--- begin ---
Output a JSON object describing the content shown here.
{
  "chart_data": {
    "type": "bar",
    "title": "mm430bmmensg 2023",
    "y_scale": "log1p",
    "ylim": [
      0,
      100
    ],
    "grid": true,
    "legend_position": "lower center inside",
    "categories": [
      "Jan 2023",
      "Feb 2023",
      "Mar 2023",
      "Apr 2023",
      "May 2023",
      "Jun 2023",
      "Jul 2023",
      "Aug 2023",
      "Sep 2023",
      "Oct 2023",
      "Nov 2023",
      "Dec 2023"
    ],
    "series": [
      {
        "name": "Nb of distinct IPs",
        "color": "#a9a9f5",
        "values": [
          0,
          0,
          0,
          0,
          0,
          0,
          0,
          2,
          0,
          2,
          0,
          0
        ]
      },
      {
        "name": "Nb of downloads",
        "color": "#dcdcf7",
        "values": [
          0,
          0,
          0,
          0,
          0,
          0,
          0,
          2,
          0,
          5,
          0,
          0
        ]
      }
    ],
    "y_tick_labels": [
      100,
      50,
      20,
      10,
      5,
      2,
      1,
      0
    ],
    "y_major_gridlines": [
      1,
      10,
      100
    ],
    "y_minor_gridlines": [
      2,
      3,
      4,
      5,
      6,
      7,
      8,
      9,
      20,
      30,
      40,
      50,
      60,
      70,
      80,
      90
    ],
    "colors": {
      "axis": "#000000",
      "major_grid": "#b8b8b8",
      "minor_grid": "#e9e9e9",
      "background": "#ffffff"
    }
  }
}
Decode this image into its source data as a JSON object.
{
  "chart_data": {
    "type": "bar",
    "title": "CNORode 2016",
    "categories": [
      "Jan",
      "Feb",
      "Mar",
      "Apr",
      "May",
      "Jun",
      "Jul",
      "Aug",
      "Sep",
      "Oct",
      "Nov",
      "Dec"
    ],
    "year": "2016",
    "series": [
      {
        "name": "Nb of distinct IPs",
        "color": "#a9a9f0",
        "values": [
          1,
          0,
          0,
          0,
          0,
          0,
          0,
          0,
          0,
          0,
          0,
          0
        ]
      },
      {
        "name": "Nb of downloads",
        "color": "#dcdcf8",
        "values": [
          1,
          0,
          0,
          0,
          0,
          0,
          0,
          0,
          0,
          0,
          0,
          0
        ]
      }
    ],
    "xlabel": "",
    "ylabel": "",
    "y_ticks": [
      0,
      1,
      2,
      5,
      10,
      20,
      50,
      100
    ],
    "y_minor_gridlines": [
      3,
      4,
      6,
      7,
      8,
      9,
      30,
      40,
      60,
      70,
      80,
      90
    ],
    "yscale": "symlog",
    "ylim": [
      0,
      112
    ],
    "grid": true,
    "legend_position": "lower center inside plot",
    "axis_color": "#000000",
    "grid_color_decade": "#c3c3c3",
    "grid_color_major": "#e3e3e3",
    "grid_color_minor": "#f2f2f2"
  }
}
--- end ---
- **Exercise instructions**: Your task is to list each line of the records with the word "lower".

- **The output**:
    "legend_position": "lower center inside",
    "legend_position": "lower center inside plot",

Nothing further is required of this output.